_AIM OF THE TASK:_
Images do not belong in the copy. Retype all the entries below exactly.

_DATA FOR THIS EXERCISE:_

__________

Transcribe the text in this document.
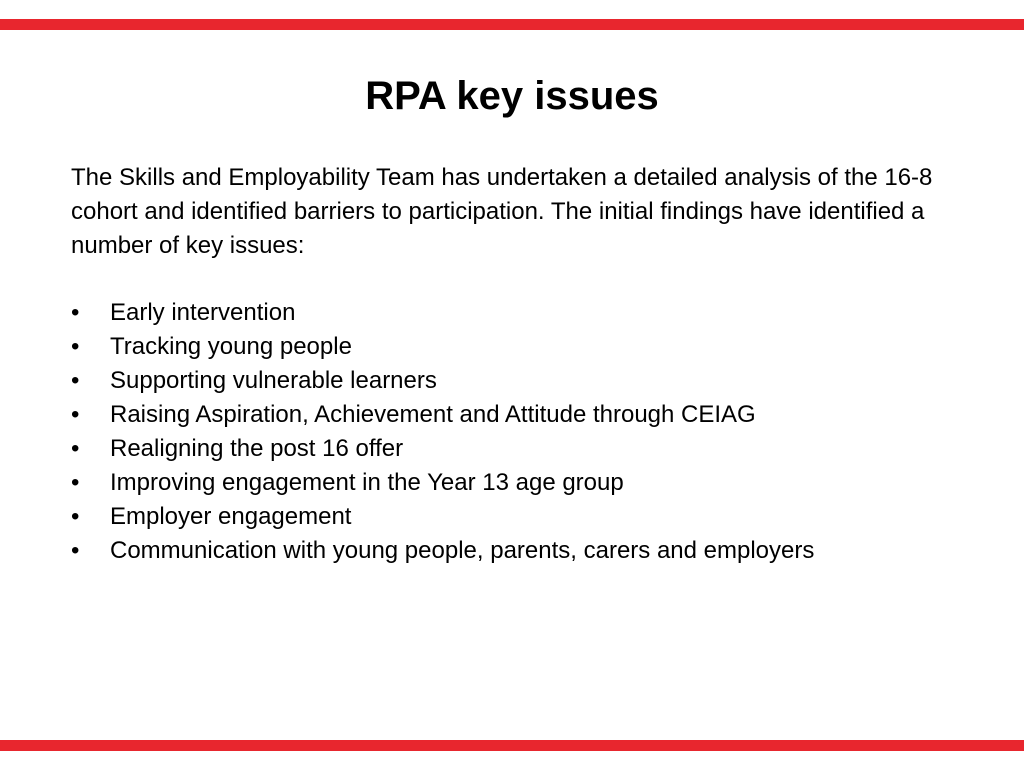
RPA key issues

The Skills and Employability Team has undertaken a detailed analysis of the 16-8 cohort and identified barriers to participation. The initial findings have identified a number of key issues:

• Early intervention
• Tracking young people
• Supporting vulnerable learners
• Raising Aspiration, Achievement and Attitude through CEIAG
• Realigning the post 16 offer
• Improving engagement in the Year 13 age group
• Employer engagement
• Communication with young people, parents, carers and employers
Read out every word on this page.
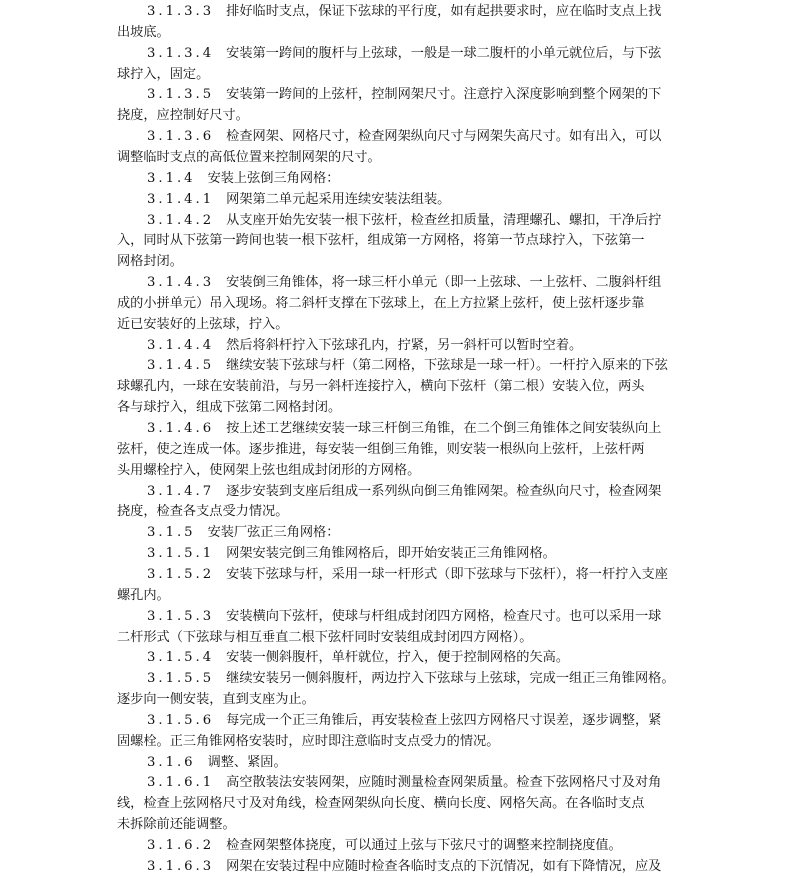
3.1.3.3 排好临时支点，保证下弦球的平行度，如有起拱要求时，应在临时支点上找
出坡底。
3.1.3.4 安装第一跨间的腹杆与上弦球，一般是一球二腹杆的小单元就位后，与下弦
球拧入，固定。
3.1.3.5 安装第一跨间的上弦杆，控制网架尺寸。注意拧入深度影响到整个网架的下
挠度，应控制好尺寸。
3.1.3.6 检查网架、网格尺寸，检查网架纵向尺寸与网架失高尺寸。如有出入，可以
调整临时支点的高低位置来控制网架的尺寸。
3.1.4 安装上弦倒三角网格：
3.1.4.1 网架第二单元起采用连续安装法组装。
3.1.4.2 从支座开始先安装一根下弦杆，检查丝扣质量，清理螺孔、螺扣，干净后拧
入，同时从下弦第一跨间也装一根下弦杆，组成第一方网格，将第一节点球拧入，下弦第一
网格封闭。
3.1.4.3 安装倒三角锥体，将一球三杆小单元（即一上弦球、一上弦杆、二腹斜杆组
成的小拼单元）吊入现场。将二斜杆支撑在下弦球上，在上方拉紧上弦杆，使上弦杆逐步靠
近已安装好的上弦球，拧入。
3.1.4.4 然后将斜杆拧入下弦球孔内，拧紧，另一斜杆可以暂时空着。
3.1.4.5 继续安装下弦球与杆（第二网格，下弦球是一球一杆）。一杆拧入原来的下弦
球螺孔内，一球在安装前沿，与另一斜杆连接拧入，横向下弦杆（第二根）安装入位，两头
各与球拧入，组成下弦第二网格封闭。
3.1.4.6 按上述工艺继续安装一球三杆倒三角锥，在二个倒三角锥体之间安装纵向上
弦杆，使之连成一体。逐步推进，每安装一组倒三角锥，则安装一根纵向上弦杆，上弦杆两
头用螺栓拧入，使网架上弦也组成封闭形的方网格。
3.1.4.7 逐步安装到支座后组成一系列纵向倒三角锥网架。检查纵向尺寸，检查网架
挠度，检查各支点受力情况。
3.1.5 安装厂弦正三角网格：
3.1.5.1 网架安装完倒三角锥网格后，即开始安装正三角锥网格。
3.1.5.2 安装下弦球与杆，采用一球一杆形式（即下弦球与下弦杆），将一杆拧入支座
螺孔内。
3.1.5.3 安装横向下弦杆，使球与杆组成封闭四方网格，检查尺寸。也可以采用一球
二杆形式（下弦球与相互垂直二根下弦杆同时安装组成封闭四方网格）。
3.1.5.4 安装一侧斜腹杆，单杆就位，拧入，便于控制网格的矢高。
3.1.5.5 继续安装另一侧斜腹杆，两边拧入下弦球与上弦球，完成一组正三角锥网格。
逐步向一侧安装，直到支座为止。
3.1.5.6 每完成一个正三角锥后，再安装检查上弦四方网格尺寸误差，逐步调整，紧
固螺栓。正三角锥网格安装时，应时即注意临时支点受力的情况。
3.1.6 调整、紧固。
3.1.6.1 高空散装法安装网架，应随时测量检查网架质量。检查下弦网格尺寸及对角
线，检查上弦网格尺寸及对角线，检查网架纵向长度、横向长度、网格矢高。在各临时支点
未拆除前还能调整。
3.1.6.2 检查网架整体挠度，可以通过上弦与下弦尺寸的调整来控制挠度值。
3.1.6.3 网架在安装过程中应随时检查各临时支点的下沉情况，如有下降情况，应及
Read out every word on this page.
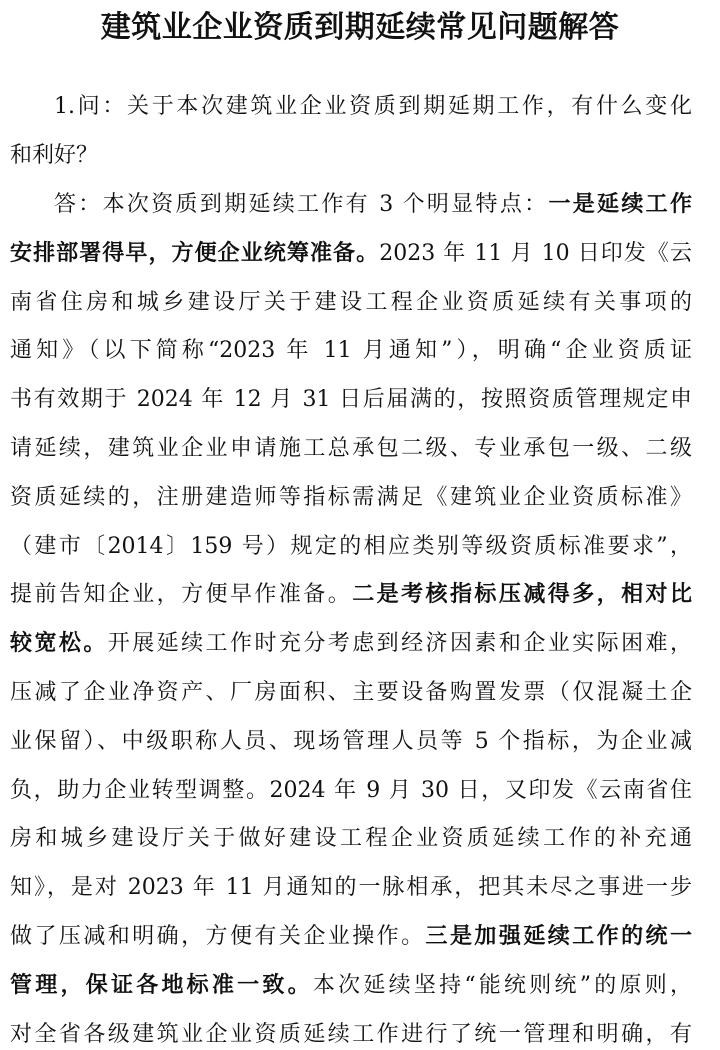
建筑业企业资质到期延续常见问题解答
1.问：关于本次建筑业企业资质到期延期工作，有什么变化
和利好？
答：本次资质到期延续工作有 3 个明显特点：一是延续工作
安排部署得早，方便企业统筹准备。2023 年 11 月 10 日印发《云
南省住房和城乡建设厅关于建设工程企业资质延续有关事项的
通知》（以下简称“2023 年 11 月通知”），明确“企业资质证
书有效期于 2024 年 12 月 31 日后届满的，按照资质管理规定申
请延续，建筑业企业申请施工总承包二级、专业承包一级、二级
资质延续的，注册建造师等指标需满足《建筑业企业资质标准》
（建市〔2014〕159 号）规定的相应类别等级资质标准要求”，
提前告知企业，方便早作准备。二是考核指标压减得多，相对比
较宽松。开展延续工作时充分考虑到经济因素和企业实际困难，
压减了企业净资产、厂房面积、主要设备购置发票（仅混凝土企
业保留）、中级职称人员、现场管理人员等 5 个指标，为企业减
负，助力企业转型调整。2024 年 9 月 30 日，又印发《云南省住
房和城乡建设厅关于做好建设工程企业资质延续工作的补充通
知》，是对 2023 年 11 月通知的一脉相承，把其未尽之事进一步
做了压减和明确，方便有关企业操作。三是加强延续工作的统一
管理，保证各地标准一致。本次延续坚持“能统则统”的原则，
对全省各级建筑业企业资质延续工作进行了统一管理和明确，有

__________

_COMPLETE RESPONSE:_
Transcribe the text in this document.
RPA key issues

The Skills and Employability Team has undertaken a detailed analysis of the 16-8 cohort and identified barriers to participation. The initial findings have identified a number of key issues:

• Early intervention
• Tracking young people
• Supporting vulnerable learners
• Raising Aspiration, Achievement and Attitude through CEIAG
• Realigning the post 16 offer
• Improving engagement in the Year 13 age group
• Employer engagement
• Communication with young people, parents, carers and employers
Read out every word on this page.
3.1.3.3 排好临时支点，保证下弦球的平行度，如有起拱要求时，应在临时支点上找
出坡底。
3.1.3.4 安装第一跨间的腹杆与上弦球，一般是一球二腹杆的小单元就位后，与下弦
球拧入，固定。
3.1.3.5 安装第一跨间的上弦杆，控制网架尺寸。注意拧入深度影响到整个网架的下
挠度，应控制好尺寸。
3.1.3.6 检查网架、网格尺寸，检查网架纵向尺寸与网架失高尺寸。如有出入，可以
调整临时支点的高低位置来控制网架的尺寸。
3.1.4 安装上弦倒三角网格：
3.1.4.1 网架第二单元起采用连续安装法组装。
3.1.4.2 从支座开始先安装一根下弦杆，检查丝扣质量，清理螺孔、螺扣，干净后拧
入，同时从下弦第一跨间也装一根下弦杆，组成第一方网格，将第一节点球拧入，下弦第一
网格封闭。
3.1.4.3 安装倒三角锥体，将一球三杆小单元（即一上弦球、一上弦杆、二腹斜杆组
成的小拼单元）吊入现场。将二斜杆支撑在下弦球上，在上方拉紧上弦杆，使上弦杆逐步靠
近已安装好的上弦球，拧入。
3.1.4.4 然后将斜杆拧入下弦球孔内，拧紧，另一斜杆可以暂时空着。
3.1.4.5 继续安装下弦球与杆（第二网格，下弦球是一球一杆）。一杆拧入原来的下弦
球螺孔内，一球在安装前沿，与另一斜杆连接拧入，横向下弦杆（第二根）安装入位，两头
各与球拧入，组成下弦第二网格封闭。
3.1.4.6 按上述工艺继续安装一球三杆倒三角锥，在二个倒三角锥体之间安装纵向上
弦杆，使之连成一体。逐步推进，每安装一组倒三角锥，则安装一根纵向上弦杆，上弦杆两
头用螺栓拧入，使网架上弦也组成封闭形的方网格。
3.1.4.7 逐步安装到支座后组成一系列纵向倒三角锥网架。检查纵向尺寸，检查网架
挠度，检查各支点受力情况。
3.1.5 安装厂弦正三角网格：
3.1.5.1 网架安装完倒三角锥网格后，即开始安装正三角锥网格。
3.1.5.2 安装下弦球与杆，采用一球一杆形式（即下弦球与下弦杆），将一杆拧入支座
螺孔内。
3.1.5.3 安装横向下弦杆，使球与杆组成封闭四方网格，检查尺寸。也可以采用一球
二杆形式（下弦球与相互垂直二根下弦杆同时安装组成封闭四方网格）。
3.1.5.4 安装一侧斜腹杆，单杆就位，拧入，便于控制网格的矢高。
3.1.5.5 继续安装另一侧斜腹杆，两边拧入下弦球与上弦球，完成一组正三角锥网格。
逐步向一侧安装，直到支座为止。
3.1.5.6 每完成一个正三角锥后，再安装检查上弦四方网格尺寸误差，逐步调整，紧
固螺栓。正三角锥网格安装时，应时即注意临时支点受力的情况。
3.1.6 调整、紧固。
3.1.6.1 高空散装法安装网架，应随时测量检查网架质量。检查下弦网格尺寸及对角
线，检查上弦网格尺寸及对角线，检查网架纵向长度、横向长度、网格矢高。在各临时支点
未拆除前还能调整。
3.1.6.2 检查网架整体挠度，可以通过上弦与下弦尺寸的调整来控制挠度值。
3.1.6.3 网架在安装过程中应随时检查各临时支点的下沉情况，如有下降情况，应及
Read out every word on this page.
建筑业企业资质到期延续常见问题解答
1.问：关于本次建筑业企业资质到期延期工作，有什么变化
和利好？
答：本次资质到期延续工作有 3 个明显特点：一是延续工作
安排部署得早，方便企业统筹准备。2023 年 11 月 10 日印发《云
南省住房和城乡建设厅关于建设工程企业资质延续有关事项的
通知》（以下简称“2023 年 11 月通知”），明确“企业资质证
书有效期于 2024 年 12 月 31 日后届满的，按照资质管理规定申
请延续，建筑业企业申请施工总承包二级、专业承包一级、二级
资质延续的，注册建造师等指标需满足《建筑业企业资质标准》
（建市〔2014〕159 号）规定的相应类别等级资质标准要求”，
提前告知企业，方便早作准备。二是考核指标压减得多，相对比
较宽松。开展延续工作时充分考虑到经济因素和企业实际困难，
压减了企业净资产、厂房面积、主要设备购置发票（仅混凝土企
业保留）、中级职称人员、现场管理人员等 5 个指标，为企业减
负，助力企业转型调整。2024 年 9 月 30 日，又印发《云南省住
房和城乡建设厅关于做好建设工程企业资质延续工作的补充通
知》，是对 2023 年 11 月通知的一脉相承，把其未尽之事进一步
做了压减和明确，方便有关企业操作。三是加强延续工作的统一
管理，保证各地标准一致。本次延续坚持“能统则统”的原则，
对全省各级建筑业企业资质延续工作进行了统一管理和明确，有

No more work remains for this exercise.